(Entries with figure data)

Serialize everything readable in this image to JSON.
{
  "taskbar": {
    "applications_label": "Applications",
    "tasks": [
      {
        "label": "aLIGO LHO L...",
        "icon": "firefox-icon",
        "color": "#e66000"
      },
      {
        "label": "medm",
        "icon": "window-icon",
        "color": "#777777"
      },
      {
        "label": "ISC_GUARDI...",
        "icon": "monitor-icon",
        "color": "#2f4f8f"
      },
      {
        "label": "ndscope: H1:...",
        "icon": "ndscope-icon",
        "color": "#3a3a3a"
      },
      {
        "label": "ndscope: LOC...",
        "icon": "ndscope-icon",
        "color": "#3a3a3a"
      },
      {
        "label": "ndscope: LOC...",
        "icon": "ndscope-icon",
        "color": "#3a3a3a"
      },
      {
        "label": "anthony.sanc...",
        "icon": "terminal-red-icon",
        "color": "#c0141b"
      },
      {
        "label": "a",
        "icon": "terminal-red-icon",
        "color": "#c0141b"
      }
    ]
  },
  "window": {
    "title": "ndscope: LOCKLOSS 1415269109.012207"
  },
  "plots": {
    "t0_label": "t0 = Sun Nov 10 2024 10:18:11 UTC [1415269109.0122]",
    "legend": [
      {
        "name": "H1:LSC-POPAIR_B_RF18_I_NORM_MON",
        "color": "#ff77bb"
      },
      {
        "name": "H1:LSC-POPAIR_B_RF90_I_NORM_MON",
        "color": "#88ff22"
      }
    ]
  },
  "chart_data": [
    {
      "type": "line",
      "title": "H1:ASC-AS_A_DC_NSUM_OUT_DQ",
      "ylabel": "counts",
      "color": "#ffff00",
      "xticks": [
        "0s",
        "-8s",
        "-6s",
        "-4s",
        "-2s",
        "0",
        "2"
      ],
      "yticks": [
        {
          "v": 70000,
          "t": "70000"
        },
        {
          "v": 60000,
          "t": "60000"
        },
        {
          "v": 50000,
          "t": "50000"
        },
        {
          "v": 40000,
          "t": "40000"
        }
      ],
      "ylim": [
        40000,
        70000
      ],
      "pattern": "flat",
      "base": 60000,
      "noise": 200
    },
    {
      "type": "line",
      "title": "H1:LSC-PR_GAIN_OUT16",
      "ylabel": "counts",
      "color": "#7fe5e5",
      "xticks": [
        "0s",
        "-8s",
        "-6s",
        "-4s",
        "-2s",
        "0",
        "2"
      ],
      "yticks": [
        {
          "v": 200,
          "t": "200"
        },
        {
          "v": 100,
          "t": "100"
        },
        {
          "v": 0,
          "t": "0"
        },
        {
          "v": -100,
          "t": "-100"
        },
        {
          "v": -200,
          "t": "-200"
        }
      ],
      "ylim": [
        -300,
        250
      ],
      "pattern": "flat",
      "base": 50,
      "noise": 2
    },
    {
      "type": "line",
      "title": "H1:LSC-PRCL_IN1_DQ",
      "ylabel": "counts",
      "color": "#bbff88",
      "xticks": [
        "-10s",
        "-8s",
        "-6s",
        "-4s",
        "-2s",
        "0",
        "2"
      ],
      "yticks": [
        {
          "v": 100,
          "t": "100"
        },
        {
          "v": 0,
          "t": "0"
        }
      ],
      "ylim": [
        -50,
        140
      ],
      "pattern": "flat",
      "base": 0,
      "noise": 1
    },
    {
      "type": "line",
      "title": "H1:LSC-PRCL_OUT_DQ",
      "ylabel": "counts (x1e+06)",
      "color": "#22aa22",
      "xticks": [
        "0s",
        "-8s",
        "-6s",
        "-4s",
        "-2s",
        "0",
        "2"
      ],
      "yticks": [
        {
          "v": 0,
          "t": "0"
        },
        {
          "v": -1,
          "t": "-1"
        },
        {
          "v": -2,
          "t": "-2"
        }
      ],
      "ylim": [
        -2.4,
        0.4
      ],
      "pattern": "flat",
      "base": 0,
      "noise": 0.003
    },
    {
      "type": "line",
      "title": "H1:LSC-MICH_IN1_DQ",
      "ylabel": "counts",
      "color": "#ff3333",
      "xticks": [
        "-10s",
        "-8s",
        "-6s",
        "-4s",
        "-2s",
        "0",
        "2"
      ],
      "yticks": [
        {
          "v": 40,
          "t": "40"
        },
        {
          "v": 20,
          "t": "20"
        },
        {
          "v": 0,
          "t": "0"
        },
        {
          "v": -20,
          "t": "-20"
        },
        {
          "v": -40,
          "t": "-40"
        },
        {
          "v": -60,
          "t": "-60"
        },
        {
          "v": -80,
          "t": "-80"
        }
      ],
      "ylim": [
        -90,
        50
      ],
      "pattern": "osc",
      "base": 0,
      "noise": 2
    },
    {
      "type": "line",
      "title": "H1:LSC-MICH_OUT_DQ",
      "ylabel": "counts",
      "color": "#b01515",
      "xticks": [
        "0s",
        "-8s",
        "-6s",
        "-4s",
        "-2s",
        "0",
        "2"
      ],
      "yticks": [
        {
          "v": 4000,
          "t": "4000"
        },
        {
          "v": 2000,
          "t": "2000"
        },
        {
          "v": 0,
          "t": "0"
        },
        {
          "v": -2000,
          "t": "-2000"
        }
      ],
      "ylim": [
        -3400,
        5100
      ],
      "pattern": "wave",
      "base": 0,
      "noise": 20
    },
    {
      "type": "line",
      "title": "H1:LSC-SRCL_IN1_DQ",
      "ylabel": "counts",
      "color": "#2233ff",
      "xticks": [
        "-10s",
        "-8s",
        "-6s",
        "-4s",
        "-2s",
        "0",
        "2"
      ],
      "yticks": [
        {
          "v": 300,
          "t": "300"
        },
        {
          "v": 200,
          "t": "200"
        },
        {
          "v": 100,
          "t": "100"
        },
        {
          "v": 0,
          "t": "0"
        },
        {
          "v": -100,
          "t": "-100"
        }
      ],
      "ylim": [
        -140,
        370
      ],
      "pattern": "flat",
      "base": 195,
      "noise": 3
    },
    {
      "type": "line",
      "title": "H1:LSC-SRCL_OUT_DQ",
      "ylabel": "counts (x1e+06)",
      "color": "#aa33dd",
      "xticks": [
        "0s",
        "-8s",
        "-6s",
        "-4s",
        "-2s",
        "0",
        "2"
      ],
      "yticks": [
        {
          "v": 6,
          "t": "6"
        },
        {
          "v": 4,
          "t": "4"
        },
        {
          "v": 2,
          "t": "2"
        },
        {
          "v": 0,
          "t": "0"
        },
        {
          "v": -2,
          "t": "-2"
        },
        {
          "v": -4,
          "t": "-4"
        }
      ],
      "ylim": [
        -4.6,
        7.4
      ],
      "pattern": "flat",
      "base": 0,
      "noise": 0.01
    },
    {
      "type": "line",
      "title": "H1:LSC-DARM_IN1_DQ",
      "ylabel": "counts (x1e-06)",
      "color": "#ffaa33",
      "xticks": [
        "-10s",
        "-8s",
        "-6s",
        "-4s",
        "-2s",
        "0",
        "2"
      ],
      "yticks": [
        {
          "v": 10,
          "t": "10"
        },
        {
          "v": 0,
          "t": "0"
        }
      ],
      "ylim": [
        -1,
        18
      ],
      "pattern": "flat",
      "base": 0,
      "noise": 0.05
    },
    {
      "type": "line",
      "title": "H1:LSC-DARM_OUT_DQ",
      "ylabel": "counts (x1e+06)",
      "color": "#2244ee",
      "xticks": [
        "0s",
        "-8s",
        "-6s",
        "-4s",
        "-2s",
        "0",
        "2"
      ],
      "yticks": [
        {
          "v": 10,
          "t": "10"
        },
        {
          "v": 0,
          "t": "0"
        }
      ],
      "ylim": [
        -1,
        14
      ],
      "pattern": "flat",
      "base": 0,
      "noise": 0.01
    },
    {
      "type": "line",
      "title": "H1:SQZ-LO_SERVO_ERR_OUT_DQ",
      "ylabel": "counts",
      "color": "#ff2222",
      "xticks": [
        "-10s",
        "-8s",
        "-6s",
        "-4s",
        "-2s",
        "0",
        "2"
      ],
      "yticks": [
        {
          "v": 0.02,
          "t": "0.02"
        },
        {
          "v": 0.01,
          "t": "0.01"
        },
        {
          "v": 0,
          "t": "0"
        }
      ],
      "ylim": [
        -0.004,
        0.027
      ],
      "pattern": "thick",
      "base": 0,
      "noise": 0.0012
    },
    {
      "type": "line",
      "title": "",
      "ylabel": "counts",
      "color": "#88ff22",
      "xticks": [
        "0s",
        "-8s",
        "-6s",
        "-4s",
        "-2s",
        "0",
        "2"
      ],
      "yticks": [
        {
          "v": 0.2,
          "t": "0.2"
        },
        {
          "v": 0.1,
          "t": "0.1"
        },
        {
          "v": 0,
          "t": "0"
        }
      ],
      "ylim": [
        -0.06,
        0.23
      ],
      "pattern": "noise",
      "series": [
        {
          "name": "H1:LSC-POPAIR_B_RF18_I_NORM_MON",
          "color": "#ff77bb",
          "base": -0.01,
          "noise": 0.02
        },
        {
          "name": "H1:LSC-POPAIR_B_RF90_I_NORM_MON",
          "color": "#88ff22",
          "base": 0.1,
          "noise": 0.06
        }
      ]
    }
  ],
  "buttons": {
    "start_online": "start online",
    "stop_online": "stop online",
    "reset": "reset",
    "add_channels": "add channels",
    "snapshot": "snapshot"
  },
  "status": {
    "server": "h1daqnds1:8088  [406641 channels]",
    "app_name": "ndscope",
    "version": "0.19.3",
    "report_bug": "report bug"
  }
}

(Problem statement) Copy out every line of the material above that mentions the word "channels".

(Complete answer)
    "add_channels": "add channels",
    "server": "h1daqnds1:8088  [406641 channels]",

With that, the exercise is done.